» **TASK TO CARRY OUT**
Below are entries. Pull out all lines containing "JSON".

----

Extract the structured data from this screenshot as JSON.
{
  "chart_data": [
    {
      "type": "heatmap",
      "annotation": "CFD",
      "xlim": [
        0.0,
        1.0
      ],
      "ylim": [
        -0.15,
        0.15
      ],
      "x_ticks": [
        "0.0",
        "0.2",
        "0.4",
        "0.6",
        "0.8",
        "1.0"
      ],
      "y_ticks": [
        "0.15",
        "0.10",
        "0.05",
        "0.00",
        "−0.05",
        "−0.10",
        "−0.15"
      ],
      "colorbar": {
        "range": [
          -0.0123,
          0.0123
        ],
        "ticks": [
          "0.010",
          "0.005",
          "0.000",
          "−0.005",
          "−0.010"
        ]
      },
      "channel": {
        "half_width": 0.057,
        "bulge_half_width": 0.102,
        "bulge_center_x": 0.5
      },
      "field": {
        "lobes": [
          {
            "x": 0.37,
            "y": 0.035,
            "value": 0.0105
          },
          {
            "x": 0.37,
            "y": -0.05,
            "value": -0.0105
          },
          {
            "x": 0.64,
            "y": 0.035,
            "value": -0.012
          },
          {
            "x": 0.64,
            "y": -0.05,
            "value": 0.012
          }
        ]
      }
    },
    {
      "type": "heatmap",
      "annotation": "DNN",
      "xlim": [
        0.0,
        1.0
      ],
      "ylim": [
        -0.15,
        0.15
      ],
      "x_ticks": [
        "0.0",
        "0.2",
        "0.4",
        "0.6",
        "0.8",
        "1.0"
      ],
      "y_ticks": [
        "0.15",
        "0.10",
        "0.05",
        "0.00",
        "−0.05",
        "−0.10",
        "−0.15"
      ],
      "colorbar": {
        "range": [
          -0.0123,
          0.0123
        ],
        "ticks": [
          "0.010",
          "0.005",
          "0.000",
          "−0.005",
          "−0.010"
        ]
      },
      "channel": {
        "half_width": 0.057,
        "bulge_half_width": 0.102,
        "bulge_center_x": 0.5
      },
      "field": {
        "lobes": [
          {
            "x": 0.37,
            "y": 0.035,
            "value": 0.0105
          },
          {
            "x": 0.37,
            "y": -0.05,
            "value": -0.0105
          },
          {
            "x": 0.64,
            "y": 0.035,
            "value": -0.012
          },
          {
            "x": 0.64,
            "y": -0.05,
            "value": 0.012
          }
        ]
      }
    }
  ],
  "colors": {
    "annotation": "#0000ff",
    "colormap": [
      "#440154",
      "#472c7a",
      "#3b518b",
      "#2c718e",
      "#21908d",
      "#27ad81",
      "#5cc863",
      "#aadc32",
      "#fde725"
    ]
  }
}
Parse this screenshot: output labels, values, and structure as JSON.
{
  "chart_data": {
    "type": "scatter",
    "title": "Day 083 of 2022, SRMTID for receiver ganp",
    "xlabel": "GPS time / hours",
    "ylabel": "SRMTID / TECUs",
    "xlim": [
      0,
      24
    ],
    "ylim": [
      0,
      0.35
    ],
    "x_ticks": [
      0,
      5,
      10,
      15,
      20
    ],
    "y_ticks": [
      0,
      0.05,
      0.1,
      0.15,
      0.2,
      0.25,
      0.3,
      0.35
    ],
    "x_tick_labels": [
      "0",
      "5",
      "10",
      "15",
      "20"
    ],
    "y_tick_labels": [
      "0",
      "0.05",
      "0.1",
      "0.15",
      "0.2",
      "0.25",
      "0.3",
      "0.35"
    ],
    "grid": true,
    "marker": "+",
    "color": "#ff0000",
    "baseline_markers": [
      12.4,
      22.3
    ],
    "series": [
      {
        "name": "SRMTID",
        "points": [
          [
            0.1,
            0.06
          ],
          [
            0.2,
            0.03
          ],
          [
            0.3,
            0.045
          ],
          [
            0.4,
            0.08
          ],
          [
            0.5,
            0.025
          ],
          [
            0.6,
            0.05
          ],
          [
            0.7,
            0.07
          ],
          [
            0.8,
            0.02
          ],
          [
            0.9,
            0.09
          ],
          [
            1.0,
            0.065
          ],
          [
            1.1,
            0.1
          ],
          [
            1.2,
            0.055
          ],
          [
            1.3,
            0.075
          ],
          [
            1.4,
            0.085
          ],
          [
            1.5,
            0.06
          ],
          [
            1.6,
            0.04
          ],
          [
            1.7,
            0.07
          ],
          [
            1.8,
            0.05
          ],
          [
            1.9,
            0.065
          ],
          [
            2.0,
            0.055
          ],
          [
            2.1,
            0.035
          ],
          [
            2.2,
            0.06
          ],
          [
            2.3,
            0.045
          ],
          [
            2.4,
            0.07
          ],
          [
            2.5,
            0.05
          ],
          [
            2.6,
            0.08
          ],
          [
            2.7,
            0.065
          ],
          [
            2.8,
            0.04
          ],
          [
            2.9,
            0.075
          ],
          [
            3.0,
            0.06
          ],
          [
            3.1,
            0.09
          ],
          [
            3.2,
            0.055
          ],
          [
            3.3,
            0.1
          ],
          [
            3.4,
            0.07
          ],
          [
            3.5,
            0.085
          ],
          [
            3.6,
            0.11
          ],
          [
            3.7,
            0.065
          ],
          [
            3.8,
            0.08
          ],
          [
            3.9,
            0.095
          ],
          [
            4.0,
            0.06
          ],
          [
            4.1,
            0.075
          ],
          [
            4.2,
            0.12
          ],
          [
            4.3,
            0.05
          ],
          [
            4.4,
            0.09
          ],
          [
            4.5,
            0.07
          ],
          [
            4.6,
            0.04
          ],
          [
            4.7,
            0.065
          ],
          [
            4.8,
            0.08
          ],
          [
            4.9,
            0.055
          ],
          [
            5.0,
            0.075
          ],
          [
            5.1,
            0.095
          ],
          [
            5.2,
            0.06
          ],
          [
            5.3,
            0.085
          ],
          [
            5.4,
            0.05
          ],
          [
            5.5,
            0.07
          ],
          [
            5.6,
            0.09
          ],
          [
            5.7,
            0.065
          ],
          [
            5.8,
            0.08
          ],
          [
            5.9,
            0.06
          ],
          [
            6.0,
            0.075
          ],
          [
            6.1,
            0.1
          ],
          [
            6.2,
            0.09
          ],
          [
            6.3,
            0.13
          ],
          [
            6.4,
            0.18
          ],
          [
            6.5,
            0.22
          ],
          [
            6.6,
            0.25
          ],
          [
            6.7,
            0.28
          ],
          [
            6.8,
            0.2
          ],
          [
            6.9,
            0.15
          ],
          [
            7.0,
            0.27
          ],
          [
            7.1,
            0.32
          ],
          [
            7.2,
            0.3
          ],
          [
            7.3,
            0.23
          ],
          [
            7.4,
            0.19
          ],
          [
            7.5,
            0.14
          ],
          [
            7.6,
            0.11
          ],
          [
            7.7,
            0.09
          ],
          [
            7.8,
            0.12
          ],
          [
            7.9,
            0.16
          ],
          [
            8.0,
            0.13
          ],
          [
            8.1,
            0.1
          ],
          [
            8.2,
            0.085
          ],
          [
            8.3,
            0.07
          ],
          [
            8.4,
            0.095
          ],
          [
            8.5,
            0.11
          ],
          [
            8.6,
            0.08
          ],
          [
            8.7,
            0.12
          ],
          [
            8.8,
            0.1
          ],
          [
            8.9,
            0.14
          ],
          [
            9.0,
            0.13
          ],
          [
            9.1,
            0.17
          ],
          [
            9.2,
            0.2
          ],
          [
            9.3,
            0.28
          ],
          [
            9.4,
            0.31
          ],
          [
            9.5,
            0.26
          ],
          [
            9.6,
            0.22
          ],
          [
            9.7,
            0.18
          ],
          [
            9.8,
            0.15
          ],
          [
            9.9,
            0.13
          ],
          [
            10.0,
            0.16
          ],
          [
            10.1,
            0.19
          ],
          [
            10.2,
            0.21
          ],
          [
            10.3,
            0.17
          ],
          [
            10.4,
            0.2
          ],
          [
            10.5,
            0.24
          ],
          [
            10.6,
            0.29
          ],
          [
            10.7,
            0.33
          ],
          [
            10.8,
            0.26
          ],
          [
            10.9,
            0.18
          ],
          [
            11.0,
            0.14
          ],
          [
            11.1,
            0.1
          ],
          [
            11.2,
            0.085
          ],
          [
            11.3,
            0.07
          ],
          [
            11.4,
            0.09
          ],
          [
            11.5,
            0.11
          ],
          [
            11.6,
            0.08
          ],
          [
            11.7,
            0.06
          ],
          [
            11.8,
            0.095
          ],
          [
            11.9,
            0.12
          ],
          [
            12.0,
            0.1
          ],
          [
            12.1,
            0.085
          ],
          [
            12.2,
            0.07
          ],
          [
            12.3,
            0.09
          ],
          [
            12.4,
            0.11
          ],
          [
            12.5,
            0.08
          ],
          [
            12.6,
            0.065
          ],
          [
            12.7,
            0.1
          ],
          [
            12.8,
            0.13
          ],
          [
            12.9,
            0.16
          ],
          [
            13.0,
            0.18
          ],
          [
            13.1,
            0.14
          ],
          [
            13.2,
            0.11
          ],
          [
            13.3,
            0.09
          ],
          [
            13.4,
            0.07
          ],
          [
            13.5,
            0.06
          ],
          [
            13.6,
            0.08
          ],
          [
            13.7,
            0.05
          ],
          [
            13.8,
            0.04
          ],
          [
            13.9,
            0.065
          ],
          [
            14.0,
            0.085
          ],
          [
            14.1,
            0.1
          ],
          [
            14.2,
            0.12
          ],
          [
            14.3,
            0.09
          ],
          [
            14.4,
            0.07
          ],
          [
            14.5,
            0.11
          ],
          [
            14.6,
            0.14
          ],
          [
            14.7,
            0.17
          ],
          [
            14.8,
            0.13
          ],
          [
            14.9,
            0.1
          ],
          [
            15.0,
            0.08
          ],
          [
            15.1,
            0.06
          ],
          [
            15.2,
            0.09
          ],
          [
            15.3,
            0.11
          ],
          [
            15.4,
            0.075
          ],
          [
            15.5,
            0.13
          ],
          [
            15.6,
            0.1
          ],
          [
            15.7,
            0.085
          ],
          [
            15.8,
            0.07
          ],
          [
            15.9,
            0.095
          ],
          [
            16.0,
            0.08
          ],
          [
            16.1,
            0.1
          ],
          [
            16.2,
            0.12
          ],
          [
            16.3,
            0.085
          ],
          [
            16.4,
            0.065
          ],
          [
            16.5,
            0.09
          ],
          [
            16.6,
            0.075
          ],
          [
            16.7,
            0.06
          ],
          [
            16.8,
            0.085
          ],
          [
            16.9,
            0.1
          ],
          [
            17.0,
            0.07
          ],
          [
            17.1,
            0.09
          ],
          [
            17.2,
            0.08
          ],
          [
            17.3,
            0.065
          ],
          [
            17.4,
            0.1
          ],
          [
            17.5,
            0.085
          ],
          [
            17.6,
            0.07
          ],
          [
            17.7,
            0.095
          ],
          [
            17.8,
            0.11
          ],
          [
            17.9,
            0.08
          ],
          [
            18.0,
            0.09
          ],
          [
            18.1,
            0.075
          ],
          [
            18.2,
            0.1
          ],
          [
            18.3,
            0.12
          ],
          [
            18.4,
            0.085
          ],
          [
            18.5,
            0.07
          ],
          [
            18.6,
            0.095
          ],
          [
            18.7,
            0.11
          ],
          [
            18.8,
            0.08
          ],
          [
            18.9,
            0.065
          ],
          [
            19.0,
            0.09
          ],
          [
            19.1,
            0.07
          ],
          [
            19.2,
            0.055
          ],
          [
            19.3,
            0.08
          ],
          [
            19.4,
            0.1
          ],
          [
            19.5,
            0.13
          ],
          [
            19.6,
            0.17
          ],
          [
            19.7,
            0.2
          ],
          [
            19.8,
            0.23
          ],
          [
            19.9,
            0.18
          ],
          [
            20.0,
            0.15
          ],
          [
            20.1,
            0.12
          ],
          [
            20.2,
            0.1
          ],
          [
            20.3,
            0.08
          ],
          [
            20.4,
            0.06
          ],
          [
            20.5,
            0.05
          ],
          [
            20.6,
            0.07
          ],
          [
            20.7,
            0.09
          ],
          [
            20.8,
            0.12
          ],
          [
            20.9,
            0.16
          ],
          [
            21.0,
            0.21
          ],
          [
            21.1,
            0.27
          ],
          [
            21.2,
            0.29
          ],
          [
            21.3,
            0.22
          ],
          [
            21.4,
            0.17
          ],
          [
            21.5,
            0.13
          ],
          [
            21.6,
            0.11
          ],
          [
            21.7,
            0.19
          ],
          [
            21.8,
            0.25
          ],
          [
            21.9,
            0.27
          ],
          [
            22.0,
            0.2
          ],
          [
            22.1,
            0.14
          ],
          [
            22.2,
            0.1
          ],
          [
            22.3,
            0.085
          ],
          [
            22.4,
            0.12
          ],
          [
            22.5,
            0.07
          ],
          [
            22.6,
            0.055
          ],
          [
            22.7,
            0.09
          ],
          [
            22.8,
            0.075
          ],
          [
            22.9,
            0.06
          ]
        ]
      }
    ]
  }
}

----

» **COMPLETED EXERCISE**
Extract the structured data from this screenshot as JSON.
Parse this screenshot: output labels, values, and structure as JSON.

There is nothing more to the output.